● Exercise aim: Repeat, exactly and completely, the entries shown underneath.

● Dataset:

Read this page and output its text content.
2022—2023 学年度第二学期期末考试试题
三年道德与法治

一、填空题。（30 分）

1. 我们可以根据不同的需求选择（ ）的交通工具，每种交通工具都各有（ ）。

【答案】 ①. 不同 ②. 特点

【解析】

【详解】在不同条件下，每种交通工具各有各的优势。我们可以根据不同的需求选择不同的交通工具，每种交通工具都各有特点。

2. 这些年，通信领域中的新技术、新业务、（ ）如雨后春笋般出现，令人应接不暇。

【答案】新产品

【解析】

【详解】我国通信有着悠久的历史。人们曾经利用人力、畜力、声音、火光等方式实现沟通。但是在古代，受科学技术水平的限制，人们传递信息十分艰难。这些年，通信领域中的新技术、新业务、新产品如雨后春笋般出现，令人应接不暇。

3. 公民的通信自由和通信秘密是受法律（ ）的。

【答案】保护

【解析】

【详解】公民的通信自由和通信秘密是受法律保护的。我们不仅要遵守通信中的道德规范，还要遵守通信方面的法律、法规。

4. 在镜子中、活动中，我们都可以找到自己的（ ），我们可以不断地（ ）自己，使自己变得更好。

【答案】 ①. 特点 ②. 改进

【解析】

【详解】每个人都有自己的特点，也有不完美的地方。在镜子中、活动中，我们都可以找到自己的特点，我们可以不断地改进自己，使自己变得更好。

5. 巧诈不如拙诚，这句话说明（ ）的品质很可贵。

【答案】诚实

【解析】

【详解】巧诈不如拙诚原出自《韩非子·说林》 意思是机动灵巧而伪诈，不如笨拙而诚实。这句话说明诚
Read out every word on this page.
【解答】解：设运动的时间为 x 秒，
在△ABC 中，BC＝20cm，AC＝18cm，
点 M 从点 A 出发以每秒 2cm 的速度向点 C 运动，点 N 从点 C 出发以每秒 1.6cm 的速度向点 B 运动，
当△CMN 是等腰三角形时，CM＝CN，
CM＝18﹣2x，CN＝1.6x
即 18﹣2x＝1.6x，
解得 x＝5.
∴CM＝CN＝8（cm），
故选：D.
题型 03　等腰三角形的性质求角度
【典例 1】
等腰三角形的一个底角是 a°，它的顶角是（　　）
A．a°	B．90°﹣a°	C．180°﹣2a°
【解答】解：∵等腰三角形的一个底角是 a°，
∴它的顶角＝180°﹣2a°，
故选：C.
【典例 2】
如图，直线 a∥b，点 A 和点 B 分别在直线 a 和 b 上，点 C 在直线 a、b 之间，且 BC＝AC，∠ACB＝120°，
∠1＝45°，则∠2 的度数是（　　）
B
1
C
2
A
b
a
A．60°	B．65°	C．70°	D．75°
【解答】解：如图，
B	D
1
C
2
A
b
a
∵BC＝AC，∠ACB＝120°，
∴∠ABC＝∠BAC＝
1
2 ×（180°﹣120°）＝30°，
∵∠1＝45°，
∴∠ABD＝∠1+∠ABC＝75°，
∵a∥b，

● The result:
Read this page and output its text content.
2022—2023 学年度第二学期期末考试试题
三年道德与法治

一、填空题。（30 分）

1. 我们可以根据不同的需求选择（ ）的交通工具，每种交通工具都各有（ ）。

【答案】 ①. 不同 ②. 特点

【解析】

【详解】在不同条件下，每种交通工具各有各的优势。我们可以根据不同的需求选择不同的交通工具，每种交通工具都各有特点。

2. 这些年，通信领域中的新技术、新业务、（ ）如雨后春笋般出现，令人应接不暇。

【答案】新产品

【解析】

【详解】我国通信有着悠久的历史。人们曾经利用人力、畜力、声音、火光等方式实现沟通。但是在古代，受科学技术水平的限制，人们传递信息十分艰难。这些年，通信领域中的新技术、新业务、新产品如雨后春笋般出现，令人应接不暇。

3. 公民的通信自由和通信秘密是受法律（ ）的。

【答案】保护

【解析】

【详解】公民的通信自由和通信秘密是受法律保护的。我们不仅要遵守通信中的道德规范，还要遵守通信方面的法律、法规。

4. 在镜子中、活动中，我们都可以找到自己的（ ），我们可以不断地（ ）自己，使自己变得更好。

【答案】 ①. 特点 ②. 改进

【解析】

【详解】每个人都有自己的特点，也有不完美的地方。在镜子中、活动中，我们都可以找到自己的特点，我们可以不断地改进自己，使自己变得更好。

5. 巧诈不如拙诚，这句话说明（ ）的品质很可贵。

【答案】诚实

【解析】

【详解】巧诈不如拙诚原出自《韩非子·说林》 意思是机动灵巧而伪诈，不如笨拙而诚实。这句话说明诚
Read out every word on this page.
【解答】解：设运动的时间为 x 秒，
在△ABC 中，BC＝20cm，AC＝18cm，
点 M 从点 A 出发以每秒 2cm 的速度向点 C 运动，点 N 从点 C 出发以每秒 1.6cm 的速度向点 B 运动，
当△CMN 是等腰三角形时，CM＝CN，
CM＝18﹣2x，CN＝1.6x
即 18﹣2x＝1.6x，
解得 x＝5.
∴CM＝CN＝8（cm），
故选：D.
题型 03　等腰三角形的性质求角度
【典例 1】
等腰三角形的一个底角是 a°，它的顶角是（　　）
A．a°	B．90°﹣a°	C．180°﹣2a°
【解答】解：∵等腰三角形的一个底角是 a°，
∴它的顶角＝180°﹣2a°，
故选：C.
【典例 2】
如图，直线 a∥b，点 A 和点 B 分别在直线 a 和 b 上，点 C 在直线 a、b 之间，且 BC＝AC，∠ACB＝120°，
∠1＝45°，则∠2 的度数是（　　）
B
1
C
2
A
b
a
A．60°	B．65°	C．70°	D．75°
【解答】解：如图，
B	D
1
C
2
A
b
a
∵BC＝AC，∠ACB＝120°，
∴∠ABC＝∠BAC＝
1
2 ×（180°﹣120°）＝30°，
∵∠1＝45°，
∴∠ABD＝∠1+∠ABC＝75°，
∵a∥b，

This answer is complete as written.